[STATED GOAL]:
All records are to be retyped faithfully and completely.

Items listed in a dataset:
* START *

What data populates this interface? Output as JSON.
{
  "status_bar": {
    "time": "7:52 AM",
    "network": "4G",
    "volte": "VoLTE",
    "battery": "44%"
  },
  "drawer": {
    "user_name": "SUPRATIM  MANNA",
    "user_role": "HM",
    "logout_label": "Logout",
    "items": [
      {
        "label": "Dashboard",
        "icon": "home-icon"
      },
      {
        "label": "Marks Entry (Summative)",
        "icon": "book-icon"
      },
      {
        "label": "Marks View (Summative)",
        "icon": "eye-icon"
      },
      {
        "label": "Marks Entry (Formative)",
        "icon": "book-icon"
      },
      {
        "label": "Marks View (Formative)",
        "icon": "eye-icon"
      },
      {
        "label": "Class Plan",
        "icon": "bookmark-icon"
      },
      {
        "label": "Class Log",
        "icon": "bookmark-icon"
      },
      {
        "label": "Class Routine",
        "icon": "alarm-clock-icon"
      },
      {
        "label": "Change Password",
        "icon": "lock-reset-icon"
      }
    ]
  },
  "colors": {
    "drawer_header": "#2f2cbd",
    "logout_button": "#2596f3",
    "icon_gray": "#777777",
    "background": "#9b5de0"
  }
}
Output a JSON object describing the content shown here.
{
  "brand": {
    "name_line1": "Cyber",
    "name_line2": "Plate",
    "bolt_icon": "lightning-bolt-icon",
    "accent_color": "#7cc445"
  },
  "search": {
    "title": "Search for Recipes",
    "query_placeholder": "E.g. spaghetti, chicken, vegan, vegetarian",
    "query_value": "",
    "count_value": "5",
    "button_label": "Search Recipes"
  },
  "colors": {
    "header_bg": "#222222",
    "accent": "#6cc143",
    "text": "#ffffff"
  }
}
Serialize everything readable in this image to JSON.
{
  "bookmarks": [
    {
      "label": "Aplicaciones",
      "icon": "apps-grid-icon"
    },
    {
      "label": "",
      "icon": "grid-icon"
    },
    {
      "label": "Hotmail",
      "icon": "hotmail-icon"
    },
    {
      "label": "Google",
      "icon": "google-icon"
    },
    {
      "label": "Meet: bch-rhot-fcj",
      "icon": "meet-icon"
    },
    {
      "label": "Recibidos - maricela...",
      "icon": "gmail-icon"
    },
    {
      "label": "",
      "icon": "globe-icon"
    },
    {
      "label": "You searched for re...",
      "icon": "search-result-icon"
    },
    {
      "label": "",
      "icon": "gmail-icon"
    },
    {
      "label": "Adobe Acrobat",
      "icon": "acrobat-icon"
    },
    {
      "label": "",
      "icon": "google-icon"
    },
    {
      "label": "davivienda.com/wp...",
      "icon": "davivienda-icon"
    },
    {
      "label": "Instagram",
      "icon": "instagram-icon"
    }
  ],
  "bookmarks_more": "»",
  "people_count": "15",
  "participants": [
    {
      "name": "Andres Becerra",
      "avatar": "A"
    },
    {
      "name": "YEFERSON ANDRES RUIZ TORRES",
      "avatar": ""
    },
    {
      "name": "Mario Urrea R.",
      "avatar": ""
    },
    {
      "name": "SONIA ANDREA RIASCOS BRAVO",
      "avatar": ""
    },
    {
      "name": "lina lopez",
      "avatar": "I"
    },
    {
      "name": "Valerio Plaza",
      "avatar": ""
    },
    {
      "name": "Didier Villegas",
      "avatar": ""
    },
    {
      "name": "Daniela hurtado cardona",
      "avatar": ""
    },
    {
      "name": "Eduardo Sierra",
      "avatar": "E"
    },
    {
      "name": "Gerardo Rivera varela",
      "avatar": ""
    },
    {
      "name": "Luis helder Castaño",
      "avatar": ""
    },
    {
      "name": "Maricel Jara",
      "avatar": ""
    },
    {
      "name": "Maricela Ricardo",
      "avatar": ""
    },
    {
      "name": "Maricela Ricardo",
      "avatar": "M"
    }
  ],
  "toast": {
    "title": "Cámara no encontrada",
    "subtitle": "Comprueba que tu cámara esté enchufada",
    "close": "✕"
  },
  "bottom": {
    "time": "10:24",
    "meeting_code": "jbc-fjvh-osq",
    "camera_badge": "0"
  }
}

* END *

[RESULT FOR THIS EXERCISE]:
What data populates this interface? Output as JSON.
{
  "status_bar": {
    "time": "7:52 AM",
    "network": "4G",
    "volte": "VoLTE",
    "battery": "44%"
  },
  "drawer": {
    "user_name": "SUPRATIM  MANNA",
    "user_role": "HM",
    "logout_label": "Logout",
    "items": [
      {
        "label": "Dashboard",
        "icon": "home-icon"
      },
      {
        "label": "Marks Entry (Summative)",
        "icon": "book-icon"
      },
      {
        "label": "Marks View (Summative)",
        "icon": "eye-icon"
      },
      {
        "label": "Marks Entry (Formative)",
        "icon": "book-icon"
      },
      {
        "label": "Marks View (Formative)",
        "icon": "eye-icon"
      },
      {
        "label": "Class Plan",
        "icon": "bookmark-icon"
      },
      {
        "label": "Class Log",
        "icon": "bookmark-icon"
      },
      {
        "label": "Class Routine",
        "icon": "alarm-clock-icon"
      },
      {
        "label": "Change Password",
        "icon": "lock-reset-icon"
      }
    ]
  },
  "colors": {
    "drawer_header": "#2f2cbd",
    "logout_button": "#2596f3",
    "icon_gray": "#777777",
    "background": "#9b5de0"
  }
}
Output a JSON object describing the content shown here.
{
  "brand": {
    "name_line1": "Cyber",
    "name_line2": "Plate",
    "bolt_icon": "lightning-bolt-icon",
    "accent_color": "#7cc445"
  },
  "search": {
    "title": "Search for Recipes",
    "query_placeholder": "E.g. spaghetti, chicken, vegan, vegetarian",
    "query_value": "",
    "count_value": "5",
    "button_label": "Search Recipes"
  },
  "colors": {
    "header_bg": "#222222",
    "accent": "#6cc143",
    "text": "#ffffff"
  }
}
Serialize everything readable in this image to JSON.
{
  "bookmarks": [
    {
      "label": "Aplicaciones",
      "icon": "apps-grid-icon"
    },
    {
      "label": "",
      "icon": "grid-icon"
    },
    {
      "label": "Hotmail",
      "icon": "hotmail-icon"
    },
    {
      "label": "Google",
      "icon": "google-icon"
    },
    {
      "label": "Meet: bch-rhot-fcj",
      "icon": "meet-icon"
    },
    {
      "label": "Recibidos - maricela...",
      "icon": "gmail-icon"
    },
    {
      "label": "",
      "icon": "globe-icon"
    },
    {
      "label": "You searched for re...",
      "icon": "search-result-icon"
    },
    {
      "label": "",
      "icon": "gmail-icon"
    },
    {
      "label": "Adobe Acrobat",
      "icon": "acrobat-icon"
    },
    {
      "label": "",
      "icon": "google-icon"
    },
    {
      "label": "davivienda.com/wp...",
      "icon": "davivienda-icon"
    },
    {
      "label": "Instagram",
      "icon": "instagram-icon"
    }
  ],
  "bookmarks_more": "»",
  "people_count": "15",
  "participants": [
    {
      "name": "Andres Becerra",
      "avatar": "A"
    },
    {
      "name": "YEFERSON ANDRES RUIZ TORRES",
      "avatar": ""
    },
    {
      "name": "Mario Urrea R.",
      "avatar": ""
    },
    {
      "name": "SONIA ANDREA RIASCOS BRAVO",
      "avatar": ""
    },
    {
      "name": "lina lopez",
      "avatar": "I"
    },
    {
      "name": "Valerio Plaza",
      "avatar": ""
    },
    {
      "name": "Didier Villegas",
      "avatar": ""
    },
    {
      "name": "Daniela hurtado cardona",
      "avatar": ""
    },
    {
      "name": "Eduardo Sierra",
      "avatar": "E"
    },
    {
      "name": "Gerardo Rivera varela",
      "avatar": ""
    },
    {
      "name": "Luis helder Castaño",
      "avatar": ""
    },
    {
      "name": "Maricel Jara",
      "avatar": ""
    },
    {
      "name": "Maricela Ricardo",
      "avatar": ""
    },
    {
      "name": "Maricela Ricardo",
      "avatar": "M"
    }
  ],
  "toast": {
    "title": "Cámara no encontrada",
    "subtitle": "Comprueba que tu cámara esté enchufada",
    "close": "✕"
  },
  "bottom": {
    "time": "10:24",
    "meeting_code": "jbc-fjvh-osq",
    "camera_badge": "0"
  }
}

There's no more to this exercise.